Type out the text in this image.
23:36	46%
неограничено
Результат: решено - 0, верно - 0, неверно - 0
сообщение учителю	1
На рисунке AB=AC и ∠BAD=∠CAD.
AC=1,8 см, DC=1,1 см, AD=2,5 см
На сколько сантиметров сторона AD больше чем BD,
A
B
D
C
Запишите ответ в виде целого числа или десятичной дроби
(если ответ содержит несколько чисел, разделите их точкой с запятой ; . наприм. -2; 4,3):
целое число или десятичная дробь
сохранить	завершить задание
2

^^^^^^^^

▶ Exercise task
Filter the records for lines holding the string "ответ". Copy each one.

▶ The completed task
Запишите ответ в виде целого числа или десятичной дроби
(если ответ содержит несколько чисел, разделите их точкой с запятой ; . наприм. -2; 4,3):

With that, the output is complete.